All the data below goes into the copy word for word, but the pictures don't.

::: RECORDS SUPPLIED

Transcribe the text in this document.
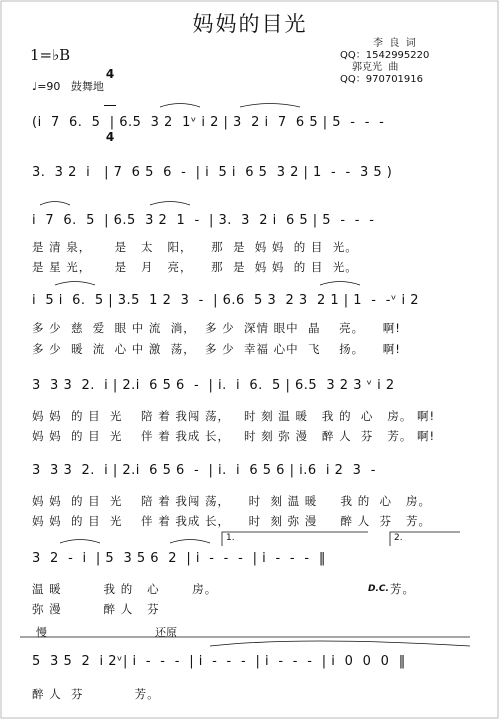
妈妈的目光
李  良  词
QQ：1542995220
郭克光  曲
QQ：970701916
1=♭B

4

4

♩=90   鼓舞地
(i  7  6.  5  | 6.5  3 2  1ᵛ i 2 | 3  2 i  7  6 5 | 5  -  -  -
3.  3 2  i   | 7  6 5  6  -  | i  5 i  6 5  3 2 | 1  -  -  3 5 )
i  7  6.  5  | 6.5  3 2  1  -  | 3.  3  2 i  6 5 | 5  -  -  -
是 清 泉，     是   太   阳，    那  是  妈 妈  的 目  光。
是 星 光，     是   月   亮，    那  是  妈 妈  的 目  光。
i  5 i  6.  5 | 3.5  1 2  3  -  | 6.6  5 3  2 3  2 1 | 1  -  -ᵛ i 2
多 少  慈  爱  眼 中 流  淌，  多 少  深情 眼中  晶    亮。    啊!
多 少  暖  流  心 中 激  荡，  多 少  幸福 心中  飞    扬。    啊!
3  3 3  2.  i | 2.i  6 5 6  -  | i.  i  6.  5 | 6.5  3 2 3 ᵛ i 2
妈 妈  的 目  光    陪 着 我闯 荡，   时 刻 温 暖   我 的  心   房。 啊!
妈 妈  的 目  光    伴 着 我成 长，   时 刻 弥 漫   醉 人  芬   芳。 啊!
3  3 3  2.  i | 2.i  6 5 6  -  | i.  i  6 5 6 | i.6  i 2  3  -
妈 妈  的 目  光    陪 着 我闯 荡，    时  刻 温 暖     我 的  心   房。
妈 妈  的 目  光    伴 着 我成 长，    时  刻 弥 漫     醉 人  芬   芳。
3  2  -  i  | 5  3 5 6  2  | i  -  -  -  | i  -  -  -  ‖
1.	2.
温 暖         我 的   心       房。
弥 漫         醉 人   芬
D.C. 芳。
慢	还原
5  3 5  2  i 2ᵛ| i  -  -  -  | i  -  -  -  | i  -  -  -  | i  0  0  0  ‖
醉 人  芬           芳。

::::::

EXPECTED ANSWER.
Transcribe the text in this document.
妈妈的目光
李  良  词
QQ：1542995220
郭克光  曲
QQ：970701916
1=♭B

4

4

♩=90   鼓舞地
(i  7  6.  5  | 6.5  3 2  1ᵛ i 2 | 3  2 i  7  6 5 | 5  -  -  -
3.  3 2  i   | 7  6 5  6  -  | i  5 i  6 5  3 2 | 1  -  -  3 5 )
i  7  6.  5  | 6.5  3 2  1  -  | 3.  3  2 i  6 5 | 5  -  -  -
是 清 泉，     是   太   阳，    那  是  妈 妈  的 目  光。
是 星 光，     是   月   亮，    那  是  妈 妈  的 目  光。
i  5 i  6.  5 | 3.5  1 2  3  -  | 6.6  5 3  2 3  2 1 | 1  -  -ᵛ i 2
多 少  慈  爱  眼 中 流  淌，  多 少  深情 眼中  晶    亮。    啊!
多 少  暖  流  心 中 激  荡，  多 少  幸福 心中  飞    扬。    啊!
3  3 3  2.  i | 2.i  6 5 6  -  | i.  i  6.  5 | 6.5  3 2 3 ᵛ i 2
妈 妈  的 目  光    陪 着 我闯 荡，   时 刻 温 暖   我 的  心   房。 啊!
妈 妈  的 目  光    伴 着 我成 长，   时 刻 弥 漫   醉 人  芬   芳。 啊!
3  3 3  2.  i | 2.i  6 5 6  -  | i.  i  6 5 6 | i.6  i 2  3  -
妈 妈  的 目  光    陪 着 我闯 荡，    时  刻 温 暖     我 的  心   房。
妈 妈  的 目  光    伴 着 我成 长，    时  刻 弥 漫     醉 人  芬   芳。
3  2  -  i  | 5  3 5 6  2  | i  -  -  -  | i  -  -  -  ‖
1.	2.
温 暖         我 的   心       房。
弥 漫         醉 人   芬
D.C. 芳。
慢	还原
5  3 5  2  i 2ᵛ| i  -  -  -  | i  -  -  -  | i  -  -  -  | i  0  0  0  ‖
醉 人  芬           芳。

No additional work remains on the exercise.